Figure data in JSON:
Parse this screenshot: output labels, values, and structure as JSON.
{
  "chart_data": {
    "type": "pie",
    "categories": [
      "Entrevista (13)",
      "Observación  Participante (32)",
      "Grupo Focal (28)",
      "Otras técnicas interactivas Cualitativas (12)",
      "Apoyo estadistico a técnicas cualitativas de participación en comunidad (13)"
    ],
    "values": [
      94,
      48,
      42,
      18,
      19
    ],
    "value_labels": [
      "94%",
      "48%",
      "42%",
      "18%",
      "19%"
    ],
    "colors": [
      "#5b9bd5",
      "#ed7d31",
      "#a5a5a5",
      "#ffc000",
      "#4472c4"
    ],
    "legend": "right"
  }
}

Exercise instructions
Print the entries exactly. Include every one.

Answer
Parse this screenshot: output labels, values, and structure as JSON.
{
  "chart_data": {
    "type": "pie",
    "categories": [
      "Entrevista (13)",
      "Observación  Participante (32)",
      "Grupo Focal (28)",
      "Otras técnicas interactivas Cualitativas (12)",
      "Apoyo estadistico a técnicas cualitativas de participación en comunidad (13)"
    ],
    "values": [
      94,
      48,
      42,
      18,
      19
    ],
    "value_labels": [
      "94%",
      "48%",
      "42%",
      "18%",
      "19%"
    ],
    "colors": [
      "#5b9bd5",
      "#ed7d31",
      "#a5a5a5",
      "#ffc000",
      "#4472c4"
    ],
    "legend": "right"
  }
}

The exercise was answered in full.